_Exercise description_.
Return every line of the records below verbatim, with no pictures in the copy.

Stored records

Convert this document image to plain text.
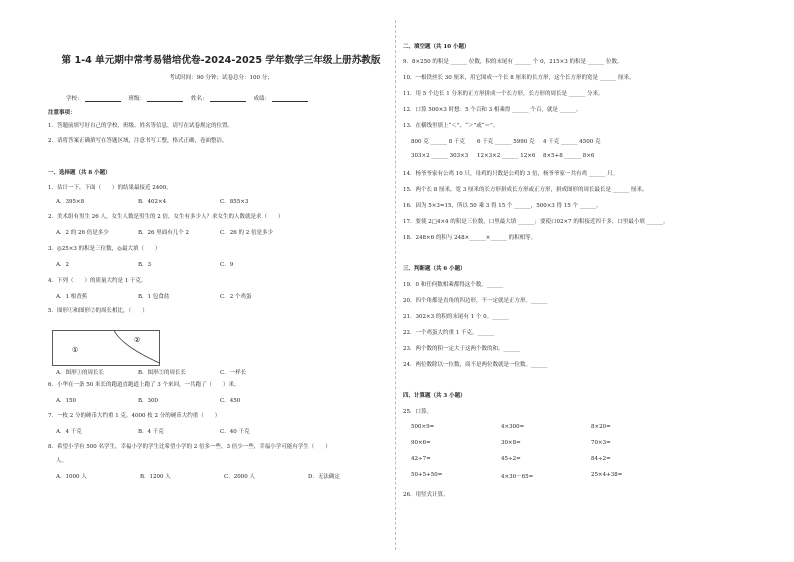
第 1-4 单元期中常考易错培优卷-2024-2025 学年数学三年级上册苏教版
考试时间：90 分钟；试卷总分：100 分；
学校：	班级：	姓名：	成绩：
注意事项：
1．答题前填写好自己的学校、班级、姓名等信息，请写在试卷规定的位置。
2．请将答案正确填写在答题区域，注意书写工整，格式正确，卷面整洁。
一、选择题（共 8 小题）
1．估计一下，下面（　　）的结果最接近 2400。
A．395×8	B．402×4	C．855×3
2．美术组有男生 26 人，女生人数是男生的 2 倍，女生有多少人？求女生的人数就是求（　　）
A．2 的 26 倍是多少	B．26 里面有几个 2	C．26 的 2 倍是多少
3．◎25×3 的积是三位数，◎最大填（　　）
A．2	B．3	C．9
4．下列（　　）的质量大约是 1 千克。
A．1 根香蕉	B．1 包食盐	C．2 个鸡蛋
5．图形①和图形②的周长相比，（　　）
①
②
A．图形①的周长长	B．图形②的周长长	C．一样长
6．小华在一条 50 米长的跑道直跑道上跑了 3 个来回，一共跑了（　　）米。
A．150	B．300	C．450
7．一枚 2 分的硬币大约重 1 克，4000 枚 2 分的硬币大约重（　　）
A．4 千克	B．4 千克	C．40 千克
8．希望小学有 500 名学生，幸福小学的学生比希望小学的 2 倍多一些，3 倍少一些，幸福小学可能有学生（　　）
人。
A．1000 人	B．1200 人	C．2000 人	D．无法确定
二、填空题（共 10 小题）
9．8×250 的积是 ______ 位数，积的末尾有 ______ 个 0，215×3 的积是 ______ 位数。
10．一根铁丝长 30 厘米，用它围成一个长 8 厘米的长方形，这个长方形的宽是 ______ 厘米。
11．用 5 个边长 1 分米的正方形拼成一个长方形，长方形的周长是 ______ 分米。
12．口算 500×3 时想：5 个百和 3 相乘得 ______ 个百，就是 ______。
13．在横线里填上“＜”、“＞”或“＝”。
800 克 ______ 8 千克	6 千克 ______ 5990 克	4 千克 ______ 4500 克
303×2 ______ 303×3	12×3×2 ______ 12×6	8×5+8 ______ 8×6
14．杨爷爷家有公鸡 10 只，母鸡的只数是公鸡的 3 倍，杨爷爷家一共有鸡 ______ 只。
15．两个长 8 厘米，宽 3 厘米的长方形拼成长方形或正方形，拼成图形的周长最长是 ______ 厘米。
16．因为 5×3=15，所以 50 乘 3 得 15 个 ______，500×3 得 15 个 ______。
17．要使 2□4×4 的积是三位数，口里最大填 ______；要使口02×7 的积接近四千多，口里最小填 ______。
18．248×6 的积与 248×______×______ 的积相等。
三、判断题（共 6 小题）
19．0 和任何数相乘都得这个数。______
20．四个角都是直角的四边形，不一定就是正方形。______
21．302×3 的积的末尾有 1 个 0。______
22．一个鸡蛋大约重 1 千克。______
23．两个数的积一定大于这两个数的和。______
24．两位数除以一位数，商不是两位数就是一位数。______
四、计算题（共 3 小题）
25．口算。
500×9=	4×300=	8×20=
90×6=	30×8=	70×3=
42÷7=	45÷2=	84÷2=
50+5+50=	4×30－65=	25×4+38=
26．用竖式计算。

_Response to this task_.
Convert this document image to plain text.
第 1-4 单元期中常考易错培优卷-2024-2025 学年数学三年级上册苏教版
考试时间：90 分钟；试卷总分：100 分；
学校：	班级：	姓名：	成绩：
注意事项：
1．答题前填写好自己的学校、班级、姓名等信息，请写在试卷规定的位置。
2．请将答案正确填写在答题区域，注意书写工整，格式正确，卷面整洁。
一、选择题（共 8 小题）
1．估计一下，下面（　　）的结果最接近 2400。
A．395×8	B．402×4	C．855×3
2．美术组有男生 26 人，女生人数是男生的 2 倍，女生有多少人？求女生的人数就是求（　　）
A．2 的 26 倍是多少	B．26 里面有几个 2	C．26 的 2 倍是多少
3．◎25×3 的积是三位数，◎最大填（　　）
A．2	B．3	C．9
4．下列（　　）的质量大约是 1 千克。
A．1 根香蕉	B．1 包食盐	C．2 个鸡蛋
5．图形①和图形②的周长相比，（　　）
①
②
A．图形①的周长长	B．图形②的周长长	C．一样长
6．小华在一条 50 米长的跑道直跑道上跑了 3 个来回，一共跑了（　　）米。
A．150	B．300	C．450
7．一枚 2 分的硬币大约重 1 克，4000 枚 2 分的硬币大约重（　　）
A．4 千克	B．4 千克	C．40 千克
8．希望小学有 500 名学生，幸福小学的学生比希望小学的 2 倍多一些，3 倍少一些，幸福小学可能有学生（　　）
人。
A．1000 人	B．1200 人	C．2000 人	D．无法确定
二、填空题（共 10 小题）
9．8×250 的积是 ______ 位数，积的末尾有 ______ 个 0，215×3 的积是 ______ 位数。
10．一根铁丝长 30 厘米，用它围成一个长 8 厘米的长方形，这个长方形的宽是 ______ 厘米。
11．用 5 个边长 1 分米的正方形拼成一个长方形，长方形的周长是 ______ 分米。
12．口算 500×3 时想：5 个百和 3 相乘得 ______ 个百，就是 ______。
13．在横线里填上“＜”、“＞”或“＝”。
800 克 ______ 8 千克	6 千克 ______ 5990 克	4 千克 ______ 4500 克
303×2 ______ 303×3	12×3×2 ______ 12×6	8×5+8 ______ 8×6
14．杨爷爷家有公鸡 10 只，母鸡的只数是公鸡的 3 倍，杨爷爷家一共有鸡 ______ 只。
15．两个长 8 厘米，宽 3 厘米的长方形拼成长方形或正方形，拼成图形的周长最长是 ______ 厘米。
16．因为 5×3=15，所以 50 乘 3 得 15 个 ______，500×3 得 15 个 ______。
17．要使 2□4×4 的积是三位数，口里最大填 ______；要使口02×7 的积接近四千多，口里最小填 ______。
18．248×6 的积与 248×______×______ 的积相等。
三、判断题（共 6 小题）
19．0 和任何数相乘都得这个数。______
20．四个角都是直角的四边形，不一定就是正方形。______
21．302×3 的积的末尾有 1 个 0。______
22．一个鸡蛋大约重 1 千克。______
23．两个数的积一定大于这两个数的和。______
24．两位数除以一位数，商不是两位数就是一位数。______
四、计算题（共 3 小题）
25．口算。
500×9=	4×300=	8×20=
90×6=	30×8=	70×3=
42÷7=	45÷2=	84÷2=
50+5+50=	4×30－65=	25×4+38=
26．用竖式计算。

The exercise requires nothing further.